* What you have to do *
Return each row below that contains the string "grab", treating uppercase and lowercase as different.

Element position data
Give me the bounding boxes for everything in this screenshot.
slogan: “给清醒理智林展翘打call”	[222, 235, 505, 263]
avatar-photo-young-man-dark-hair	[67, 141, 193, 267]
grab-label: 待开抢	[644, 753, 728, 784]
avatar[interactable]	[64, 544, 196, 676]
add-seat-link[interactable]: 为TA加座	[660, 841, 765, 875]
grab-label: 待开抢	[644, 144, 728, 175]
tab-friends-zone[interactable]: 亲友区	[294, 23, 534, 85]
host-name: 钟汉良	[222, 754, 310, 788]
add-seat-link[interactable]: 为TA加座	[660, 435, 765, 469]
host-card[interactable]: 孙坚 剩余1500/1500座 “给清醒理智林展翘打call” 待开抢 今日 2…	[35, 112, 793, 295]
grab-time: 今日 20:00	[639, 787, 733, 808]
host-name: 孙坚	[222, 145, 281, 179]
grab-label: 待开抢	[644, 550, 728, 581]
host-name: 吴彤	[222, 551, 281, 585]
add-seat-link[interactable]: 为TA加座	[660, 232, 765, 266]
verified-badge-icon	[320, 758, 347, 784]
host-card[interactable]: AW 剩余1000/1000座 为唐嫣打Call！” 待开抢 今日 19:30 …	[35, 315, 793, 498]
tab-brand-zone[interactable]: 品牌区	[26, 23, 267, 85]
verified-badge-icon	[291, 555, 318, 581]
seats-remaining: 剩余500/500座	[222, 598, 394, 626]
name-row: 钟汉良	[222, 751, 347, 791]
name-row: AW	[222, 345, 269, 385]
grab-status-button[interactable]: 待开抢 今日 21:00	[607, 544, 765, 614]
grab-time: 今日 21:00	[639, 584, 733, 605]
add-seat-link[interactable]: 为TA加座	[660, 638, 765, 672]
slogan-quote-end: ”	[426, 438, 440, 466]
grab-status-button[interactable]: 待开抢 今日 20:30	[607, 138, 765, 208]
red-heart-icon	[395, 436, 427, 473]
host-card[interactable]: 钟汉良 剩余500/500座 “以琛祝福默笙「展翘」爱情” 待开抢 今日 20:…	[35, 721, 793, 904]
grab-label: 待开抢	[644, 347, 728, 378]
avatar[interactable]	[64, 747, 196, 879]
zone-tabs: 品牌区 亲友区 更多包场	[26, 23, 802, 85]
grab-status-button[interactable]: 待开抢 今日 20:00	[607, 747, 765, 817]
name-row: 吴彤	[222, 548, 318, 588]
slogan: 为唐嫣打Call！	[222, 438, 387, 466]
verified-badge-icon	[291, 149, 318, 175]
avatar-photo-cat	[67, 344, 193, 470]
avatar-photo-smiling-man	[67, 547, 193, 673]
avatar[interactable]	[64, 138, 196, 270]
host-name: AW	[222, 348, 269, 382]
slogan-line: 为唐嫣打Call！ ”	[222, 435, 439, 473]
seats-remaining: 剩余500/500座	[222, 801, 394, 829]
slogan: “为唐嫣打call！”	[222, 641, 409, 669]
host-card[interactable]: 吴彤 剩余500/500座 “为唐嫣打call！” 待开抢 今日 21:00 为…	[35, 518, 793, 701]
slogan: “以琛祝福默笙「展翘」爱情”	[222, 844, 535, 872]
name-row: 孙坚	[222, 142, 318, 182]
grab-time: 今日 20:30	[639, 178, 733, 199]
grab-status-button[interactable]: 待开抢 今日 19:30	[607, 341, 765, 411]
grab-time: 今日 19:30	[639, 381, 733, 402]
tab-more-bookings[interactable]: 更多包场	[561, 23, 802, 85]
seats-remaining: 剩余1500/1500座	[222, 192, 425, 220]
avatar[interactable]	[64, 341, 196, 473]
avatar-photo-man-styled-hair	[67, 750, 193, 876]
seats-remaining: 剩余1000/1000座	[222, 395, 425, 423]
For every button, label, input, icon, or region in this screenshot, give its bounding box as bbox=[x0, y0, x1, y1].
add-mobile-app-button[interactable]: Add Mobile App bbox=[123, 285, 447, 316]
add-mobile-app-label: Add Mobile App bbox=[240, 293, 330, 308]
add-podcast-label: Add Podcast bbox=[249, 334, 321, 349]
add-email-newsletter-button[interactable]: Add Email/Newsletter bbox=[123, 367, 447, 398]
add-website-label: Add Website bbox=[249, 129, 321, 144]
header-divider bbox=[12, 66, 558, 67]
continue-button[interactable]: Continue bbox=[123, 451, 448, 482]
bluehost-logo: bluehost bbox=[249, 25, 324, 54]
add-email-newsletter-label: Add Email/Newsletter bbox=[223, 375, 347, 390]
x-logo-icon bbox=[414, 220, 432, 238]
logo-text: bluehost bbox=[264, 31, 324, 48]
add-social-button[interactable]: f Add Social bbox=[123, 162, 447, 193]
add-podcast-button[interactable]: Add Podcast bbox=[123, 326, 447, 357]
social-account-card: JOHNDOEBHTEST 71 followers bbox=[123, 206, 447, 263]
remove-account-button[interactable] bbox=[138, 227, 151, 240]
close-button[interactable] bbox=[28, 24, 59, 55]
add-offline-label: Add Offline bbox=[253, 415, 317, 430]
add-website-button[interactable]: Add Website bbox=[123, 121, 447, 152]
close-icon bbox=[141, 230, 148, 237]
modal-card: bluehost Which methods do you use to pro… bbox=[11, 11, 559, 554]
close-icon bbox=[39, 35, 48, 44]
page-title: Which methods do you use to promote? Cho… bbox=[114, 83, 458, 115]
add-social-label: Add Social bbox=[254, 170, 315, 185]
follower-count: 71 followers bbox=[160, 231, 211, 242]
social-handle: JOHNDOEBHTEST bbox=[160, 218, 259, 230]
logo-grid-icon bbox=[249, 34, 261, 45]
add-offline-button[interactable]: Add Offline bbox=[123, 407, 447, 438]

* Answer in full *
grab-label: 待开抢	[644, 753, 728, 784]
grab-label: 待开抢	[644, 144, 728, 175]
grab-time: 今日 20:00	[639, 787, 733, 808]
grab-label: 待开抢	[644, 550, 728, 581]
grab-status-button[interactable]: 待开抢 今日 21:00	[607, 544, 765, 614]
grab-time: 今日 21:00	[639, 584, 733, 605]
grab-status-button[interactable]: 待开抢 今日 20:30	[607, 138, 765, 208]
grab-label: 待开抢	[644, 347, 728, 378]
grab-status-button[interactable]: 待开抢 今日 20:00	[607, 747, 765, 817]
grab-time: 今日 20:30	[639, 178, 733, 199]
grab-status-button[interactable]: 待开抢 今日 19:30	[607, 341, 765, 411]
grab-time: 今日 19:30	[639, 381, 733, 402]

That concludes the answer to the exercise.